§ WRITTEN INSTRUCTION
Repeat the records below exactly, leaving out every picture.

§ INFORMATION GIVEN
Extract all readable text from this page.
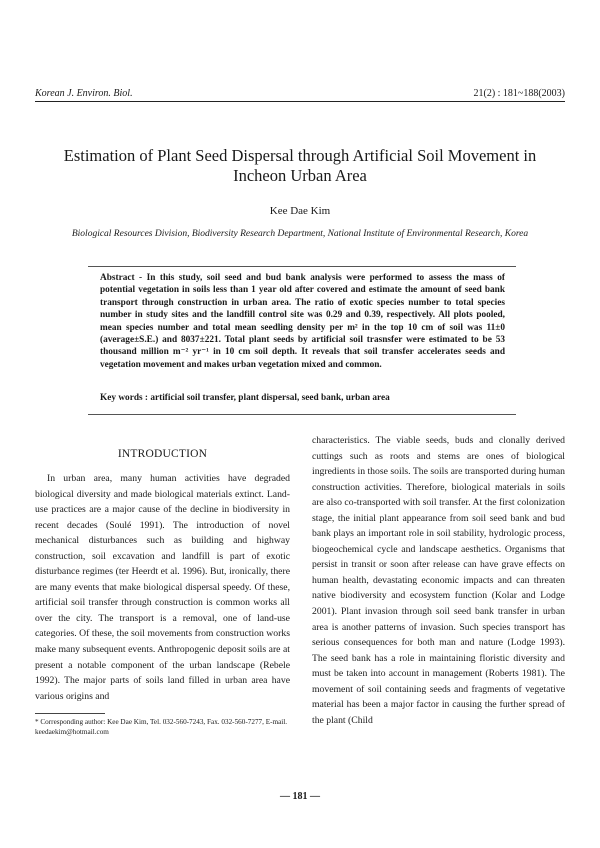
Korean J. Environ. Biol.	21(2) : 181~188(2003)
Estimation of Plant Seed Dispersal through Artificial Soil Movement in Incheon Urban Area
Kee Dae Kim
Biological Resources Division, Biodiversity Research Department, National Institute of Environmental Research, Korea
Abstract - In this study, soil seed and bud bank analysis were performed to assess the mass of potential vegetation in soils less than 1 year old after covered and estimate the amount of seed bank transport through construction in urban area. The ratio of exotic species number to total species number in study sites and the landfill control site was 0.29 and 0.39, respectively. All plots pooled, mean species number and total mean seedling density per m² in the top 10 cm of soil was 11±0 (average±S.E.) and 8037±221. Total plant seeds by artificial soil trasnsfer were estimated to be 53 thousand million m⁻² yr⁻¹ in 10 cm soil depth. It reveals that soil transfer accelerates seeds and vegetation movement and makes urban vegetation mixed and common.
Key words : artificial soil transfer, plant dispersal, seed bank, urban area
INTRODUCTION
In urban area, many human activities have degraded biological diversity and made biological materials extinct. Land-use practices are a major cause of the decline in biodiversity in recent decades (Soulé 1991). The introduction of novel mechanical disturbances such as building and highway construction, soil excavation and landfill is part of exotic disturbance regimes (ter Heerdt et al. 1996). But, ironically, there are many events that make biological dispersal speedy. Of these, artificial soil transfer through construction is common works all over the city. The transport is a removal, one of land-use categories. Of these, the soil movements from construction works make many subsequent events. Anthropogenic deposit soils are at present a notable component of the urban landscape (Rebele 1992). The major parts of soils land filled in urban area have various origins and
characteristics. The viable seeds, buds and clonally derived cuttings such as roots and stems are ones of biological ingredients in those soils. The soils are transported during human construction activities. Therefore, biological materials in soils are also co-transported with soil transfer. At the first colonization stage, the initial plant appearance from soil seed bank and bud bank plays an important role in soil stability, hydrologic process, biogeochemical cycle and landscape aesthetics. Organisms that persist in transit or soon after release can have grave effects on human health, devastating economic impacts and can threaten native biodiversity and ecosystem function (Kolar and Lodge 2001). Plant invasion through soil seed bank transfer in urban area is another patterns of invasion. Such species transport has serious consequences for both man and nature (Lodge 1993). The seed bank has a role in maintaining floristic diversity and must be taken into account in management (Roberts 1981). The movement of soil containing seeds and fragments of vegetative material has been a major factor in causing the further spread of the plant (Child
* Corresponding author: Kee Dae Kim, Tel. 032-560-7243, Fax. 032-560-7277, E-mail. keedaekim@hotmail.com
— 181 —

§ SOLUTION TO THIS EXERCISE
Extract all readable text from this page.
Korean J. Environ. Biol.	21(2) : 181~188(2003)
Estimation of Plant Seed Dispersal through Artificial Soil Movement in Incheon Urban Area
Kee Dae Kim
Biological Resources Division, Biodiversity Research Department, National Institute of Environmental Research, Korea
Abstract - In this study, soil seed and bud bank analysis were performed to assess the mass of potential vegetation in soils less than 1 year old after covered and estimate the amount of seed bank transport through construction in urban area. The ratio of exotic species number to total species number in study sites and the landfill control site was 0.29 and 0.39, respectively. All plots pooled, mean species number and total mean seedling density per m² in the top 10 cm of soil was 11±0 (average±S.E.) and 8037±221. Total plant seeds by artificial soil trasnsfer were estimated to be 53 thousand million m⁻² yr⁻¹ in 10 cm soil depth. It reveals that soil transfer accelerates seeds and vegetation movement and makes urban vegetation mixed and common.
Key words : artificial soil transfer, plant dispersal, seed bank, urban area
INTRODUCTION
In urban area, many human activities have degraded biological diversity and made biological materials extinct. Land-use practices are a major cause of the decline in biodiversity in recent decades (Soulé 1991). The introduction of novel mechanical disturbances such as building and highway construction, soil excavation and landfill is part of exotic disturbance regimes (ter Heerdt et al. 1996). But, ironically, there are many events that make biological dispersal speedy. Of these, artificial soil transfer through construction is common works all over the city. The transport is a removal, one of land-use categories. Of these, the soil movements from construction works make many subsequent events. Anthropogenic deposit soils are at present a notable component of the urban landscape (Rebele 1992). The major parts of soils land filled in urban area have various origins and
characteristics. The viable seeds, buds and clonally derived cuttings such as roots and stems are ones of biological ingredients in those soils. The soils are transported during human construction activities. Therefore, biological materials in soils are also co-transported with soil transfer. At the first colonization stage, the initial plant appearance from soil seed bank and bud bank plays an important role in soil stability, hydrologic process, biogeochemical cycle and landscape aesthetics. Organisms that persist in transit or soon after release can have grave effects on human health, devastating economic impacts and can threaten native biodiversity and ecosystem function (Kolar and Lodge 2001). Plant invasion through soil seed bank transfer in urban area is another patterns of invasion. Such species transport has serious consequences for both man and nature (Lodge 1993). The seed bank has a role in maintaining floristic diversity and must be taken into account in management (Roberts 1981). The movement of soil containing seeds and fragments of vegetative material has been a major factor in causing the further spread of the plant (Child
* Corresponding author: Kee Dae Kim, Tel. 032-560-7243, Fax. 032-560-7277, E-mail. keedaekim@hotmail.com
— 181 —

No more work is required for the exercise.